* Task directions *
Drop the pictures, then extract the listing word for word.

* Records for processing *
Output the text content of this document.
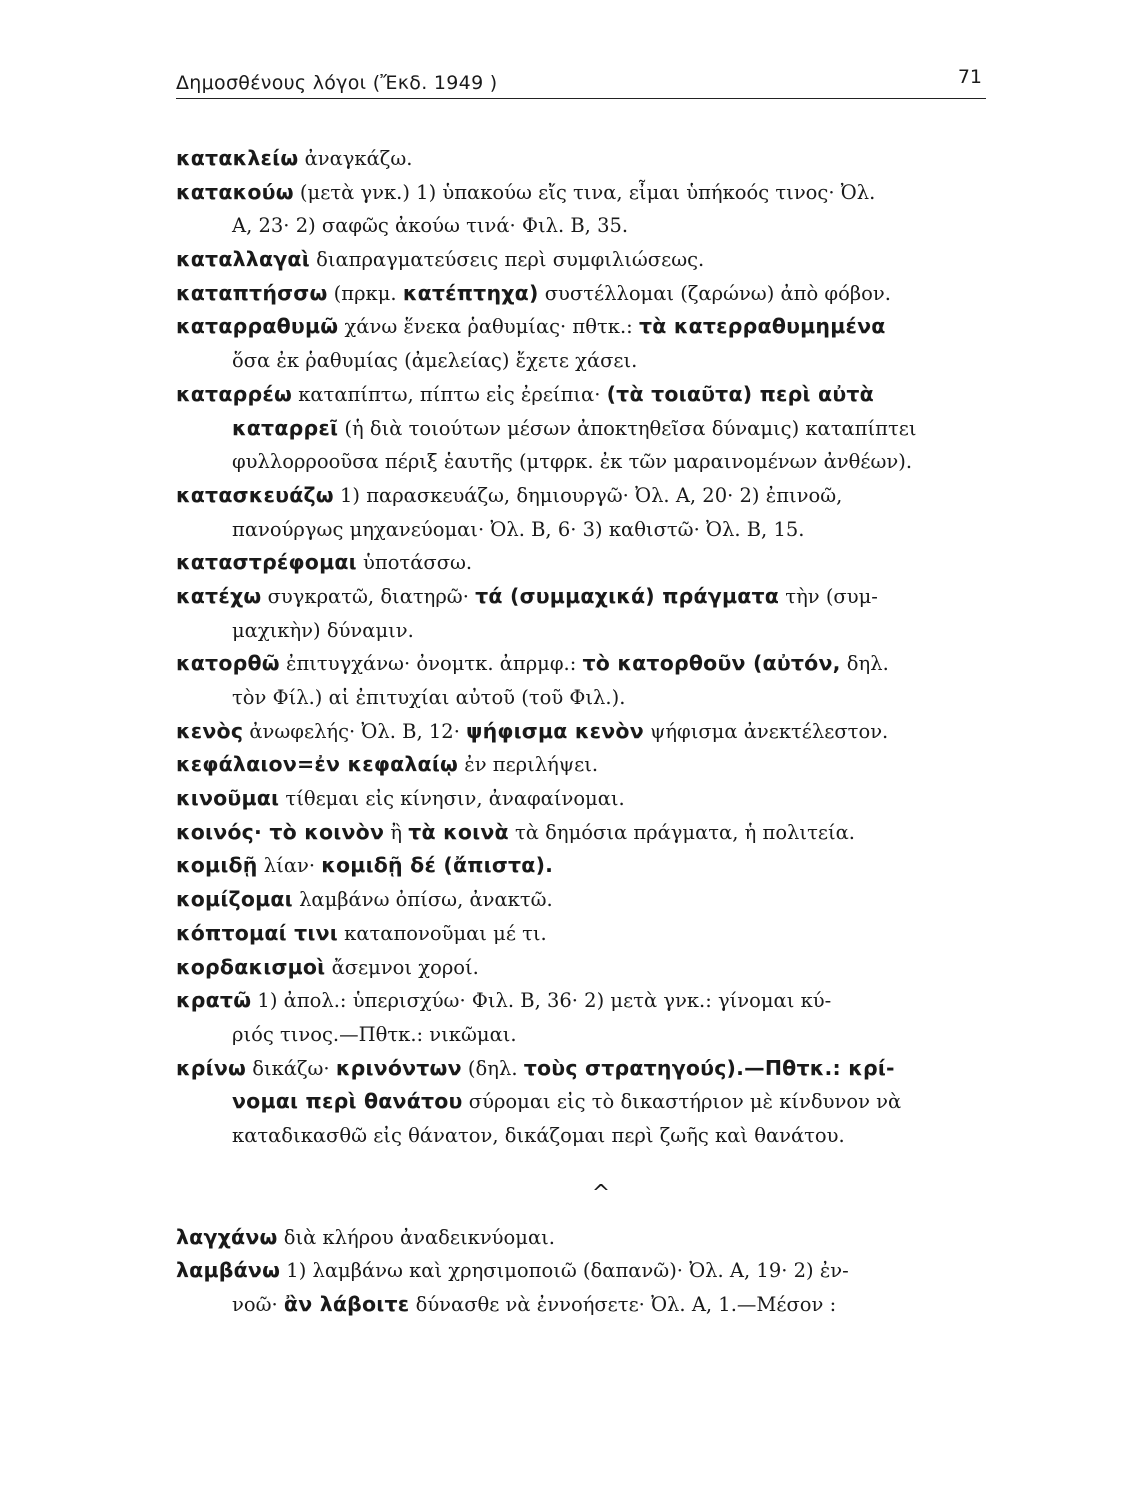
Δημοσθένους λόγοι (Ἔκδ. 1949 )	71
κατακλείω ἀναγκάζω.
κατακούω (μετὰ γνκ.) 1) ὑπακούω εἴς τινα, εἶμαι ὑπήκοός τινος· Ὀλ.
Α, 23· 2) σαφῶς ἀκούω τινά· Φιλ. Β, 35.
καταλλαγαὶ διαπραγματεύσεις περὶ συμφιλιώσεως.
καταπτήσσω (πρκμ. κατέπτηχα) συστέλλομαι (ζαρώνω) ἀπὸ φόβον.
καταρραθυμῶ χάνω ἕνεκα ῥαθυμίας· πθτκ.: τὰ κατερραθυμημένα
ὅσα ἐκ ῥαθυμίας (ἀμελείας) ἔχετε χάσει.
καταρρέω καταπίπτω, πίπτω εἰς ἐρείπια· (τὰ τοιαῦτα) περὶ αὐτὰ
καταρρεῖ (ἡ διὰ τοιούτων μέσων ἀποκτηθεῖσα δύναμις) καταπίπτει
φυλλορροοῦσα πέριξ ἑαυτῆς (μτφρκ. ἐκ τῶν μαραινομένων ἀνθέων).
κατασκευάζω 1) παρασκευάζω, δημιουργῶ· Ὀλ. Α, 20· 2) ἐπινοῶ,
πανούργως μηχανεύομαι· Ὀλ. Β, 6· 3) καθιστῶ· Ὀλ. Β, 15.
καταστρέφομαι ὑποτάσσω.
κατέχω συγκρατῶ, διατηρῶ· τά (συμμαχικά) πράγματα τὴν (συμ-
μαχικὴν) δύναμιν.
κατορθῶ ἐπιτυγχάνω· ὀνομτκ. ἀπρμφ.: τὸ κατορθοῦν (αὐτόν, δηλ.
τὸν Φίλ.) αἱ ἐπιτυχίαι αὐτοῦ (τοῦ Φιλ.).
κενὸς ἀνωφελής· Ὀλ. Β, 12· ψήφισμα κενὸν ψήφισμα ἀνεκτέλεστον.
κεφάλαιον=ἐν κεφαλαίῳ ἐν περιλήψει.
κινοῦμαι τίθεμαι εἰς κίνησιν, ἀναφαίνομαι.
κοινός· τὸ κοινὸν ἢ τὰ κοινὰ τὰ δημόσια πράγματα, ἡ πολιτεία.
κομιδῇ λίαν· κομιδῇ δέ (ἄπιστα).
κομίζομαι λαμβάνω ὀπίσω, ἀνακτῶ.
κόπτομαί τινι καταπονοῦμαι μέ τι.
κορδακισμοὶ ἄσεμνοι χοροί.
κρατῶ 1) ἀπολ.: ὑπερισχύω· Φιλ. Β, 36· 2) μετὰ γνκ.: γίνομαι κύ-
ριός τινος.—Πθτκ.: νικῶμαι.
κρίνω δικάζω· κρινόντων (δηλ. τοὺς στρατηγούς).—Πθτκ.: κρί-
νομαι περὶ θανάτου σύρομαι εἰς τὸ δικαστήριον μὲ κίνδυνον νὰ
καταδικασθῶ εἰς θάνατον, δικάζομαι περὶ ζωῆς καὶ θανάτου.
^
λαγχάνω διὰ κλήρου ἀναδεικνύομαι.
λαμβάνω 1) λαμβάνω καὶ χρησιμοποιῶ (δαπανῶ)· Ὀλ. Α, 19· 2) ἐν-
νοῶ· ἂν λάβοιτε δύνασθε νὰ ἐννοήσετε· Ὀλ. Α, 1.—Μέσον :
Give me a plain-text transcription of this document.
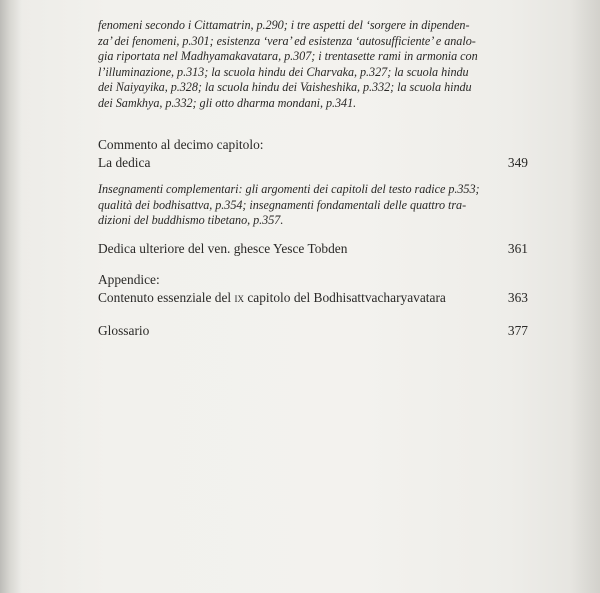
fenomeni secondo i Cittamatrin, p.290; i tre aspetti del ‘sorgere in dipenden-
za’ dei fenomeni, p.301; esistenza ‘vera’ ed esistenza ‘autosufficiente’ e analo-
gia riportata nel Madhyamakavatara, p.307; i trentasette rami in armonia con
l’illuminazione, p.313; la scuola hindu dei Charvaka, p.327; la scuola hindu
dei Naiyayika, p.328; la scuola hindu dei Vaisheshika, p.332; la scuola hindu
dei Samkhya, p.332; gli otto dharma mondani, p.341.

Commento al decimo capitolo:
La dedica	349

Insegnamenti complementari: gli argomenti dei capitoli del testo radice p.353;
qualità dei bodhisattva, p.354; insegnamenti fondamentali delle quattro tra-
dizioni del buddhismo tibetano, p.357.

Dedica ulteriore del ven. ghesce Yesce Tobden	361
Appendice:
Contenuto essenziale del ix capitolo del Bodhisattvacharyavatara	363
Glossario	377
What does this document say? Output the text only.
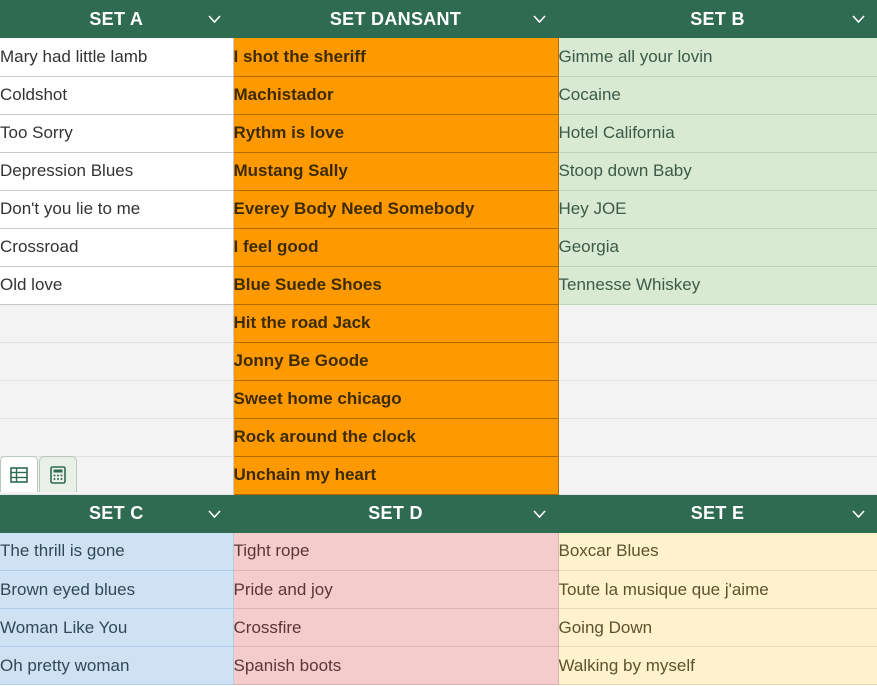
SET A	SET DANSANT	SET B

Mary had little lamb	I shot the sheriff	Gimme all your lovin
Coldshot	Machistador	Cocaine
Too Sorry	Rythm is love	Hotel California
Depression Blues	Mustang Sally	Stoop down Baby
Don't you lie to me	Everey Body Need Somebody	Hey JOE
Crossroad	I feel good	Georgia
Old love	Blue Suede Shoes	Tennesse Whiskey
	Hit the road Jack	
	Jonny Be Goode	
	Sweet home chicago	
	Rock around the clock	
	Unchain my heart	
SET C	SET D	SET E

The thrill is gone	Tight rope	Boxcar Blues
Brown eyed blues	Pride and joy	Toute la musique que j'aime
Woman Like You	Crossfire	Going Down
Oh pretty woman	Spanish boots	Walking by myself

* Exercise answer *
Output the text content of this document.
Δημοσθένους λόγοι (Ἔκδ. 1949 )	71
κατακλείω ἀναγκάζω.
κατακούω (μετὰ γνκ.) 1) ὑπακούω εἴς τινα, εἶμαι ὑπήκοός τινος· Ὀλ.
Α, 23· 2) σαφῶς ἀκούω τινά· Φιλ. Β, 35.
καταλλαγαὶ διαπραγματεύσεις περὶ συμφιλιώσεως.
καταπτήσσω (πρκμ. κατέπτηχα) συστέλλομαι (ζαρώνω) ἀπὸ φόβον.
καταρραθυμῶ χάνω ἕνεκα ῥαθυμίας· πθτκ.: τὰ κατερραθυμημένα
ὅσα ἐκ ῥαθυμίας (ἀμελείας) ἔχετε χάσει.
καταρρέω καταπίπτω, πίπτω εἰς ἐρείπια· (τὰ τοιαῦτα) περὶ αὐτὰ
καταρρεῖ (ἡ διὰ τοιούτων μέσων ἀποκτηθεῖσα δύναμις) καταπίπτει
φυλλορροοῦσα πέριξ ἑαυτῆς (μτφρκ. ἐκ τῶν μαραινομένων ἀνθέων).
κατασκευάζω 1) παρασκευάζω, δημιουργῶ· Ὀλ. Α, 20· 2) ἐπινοῶ,
πανούργως μηχανεύομαι· Ὀλ. Β, 6· 3) καθιστῶ· Ὀλ. Β, 15.
καταστρέφομαι ὑποτάσσω.
κατέχω συγκρατῶ, διατηρῶ· τά (συμμαχικά) πράγματα τὴν (συμ-
μαχικὴν) δύναμιν.
κατορθῶ ἐπιτυγχάνω· ὀνομτκ. ἀπρμφ.: τὸ κατορθοῦν (αὐτόν, δηλ.
τὸν Φίλ.) αἱ ἐπιτυχίαι αὐτοῦ (τοῦ Φιλ.).
κενὸς ἀνωφελής· Ὀλ. Β, 12· ψήφισμα κενὸν ψήφισμα ἀνεκτέλεστον.
κεφάλαιον=ἐν κεφαλαίῳ ἐν περιλήψει.
κινοῦμαι τίθεμαι εἰς κίνησιν, ἀναφαίνομαι.
κοινός· τὸ κοινὸν ἢ τὰ κοινὰ τὰ δημόσια πράγματα, ἡ πολιτεία.
κομιδῇ λίαν· κομιδῇ δέ (ἄπιστα).
κομίζομαι λαμβάνω ὀπίσω, ἀνακτῶ.
κόπτομαί τινι καταπονοῦμαι μέ τι.
κορδακισμοὶ ἄσεμνοι χοροί.
κρατῶ 1) ἀπολ.: ὑπερισχύω· Φιλ. Β, 36· 2) μετὰ γνκ.: γίνομαι κύ-
ριός τινος.—Πθτκ.: νικῶμαι.
κρίνω δικάζω· κρινόντων (δηλ. τοὺς στρατηγούς).—Πθτκ.: κρί-
νομαι περὶ θανάτου σύρομαι εἰς τὸ δικαστήριον μὲ κίνδυνον νὰ
καταδικασθῶ εἰς θάνατον, δικάζομαι περὶ ζωῆς καὶ θανάτου.
^
λαγχάνω διὰ κλήρου ἀναδεικνύομαι.
λαμβάνω 1) λαμβάνω καὶ χρησιμοποιῶ (δαπανῶ)· Ὀλ. Α, 19· 2) ἐν-
νοῶ· ἂν λάβοιτε δύνασθε νὰ ἐννοήσετε· Ὀλ. Α, 1.—Μέσον :
Give me a plain-text transcription of this document.
fenomeni secondo i Cittamatrin, p.290; i tre aspetti del ‘sorgere in dipenden-
za’ dei fenomeni, p.301; esistenza ‘vera’ ed esistenza ‘autosufficiente’ e analo-
gia riportata nel Madhyamakavatara, p.307; i trentasette rami in armonia con
l’illuminazione, p.313; la scuola hindu dei Charvaka, p.327; la scuola hindu
dei Naiyayika, p.328; la scuola hindu dei Vaisheshika, p.332; la scuola hindu
dei Samkhya, p.332; gli otto dharma mondani, p.341.

Commento al decimo capitolo:
La dedica	349

Insegnamenti complementari: gli argomenti dei capitoli del testo radice p.353;
qualità dei bodhisattva, p.354; insegnamenti fondamentali delle quattro tra-
dizioni del buddhismo tibetano, p.357.

Dedica ulteriore del ven. ghesce Yesce Tobden	361
Appendice:
Contenuto essenziale del ix capitolo del Bodhisattvacharyavatara	363
Glossario	377
What does this document say? Output the text only.
SET A	SET DANSANT	SET B

Mary had little lamb	I shot the sheriff	Gimme all your lovin
Coldshot	Machistador	Cocaine
Too Sorry	Rythm is love	Hotel California
Depression Blues	Mustang Sally	Stoop down Baby
Don't you lie to me	Everey Body Need Somebody	Hey JOE
Crossroad	I feel good	Georgia
Old love	Blue Suede Shoes	Tennesse Whiskey
	Hit the road Jack	
	Jonny Be Goode	
	Sweet home chicago	
	Rock around the clock	
	Unchain my heart	
SET C	SET D	SET E

The thrill is gone	Tight rope	Boxcar Blues
Brown eyed blues	Pride and joy	Toute la musique que j'aime
Woman Like You	Crossfire	Going Down
Oh pretty woman	Spanish boots	Walking by myself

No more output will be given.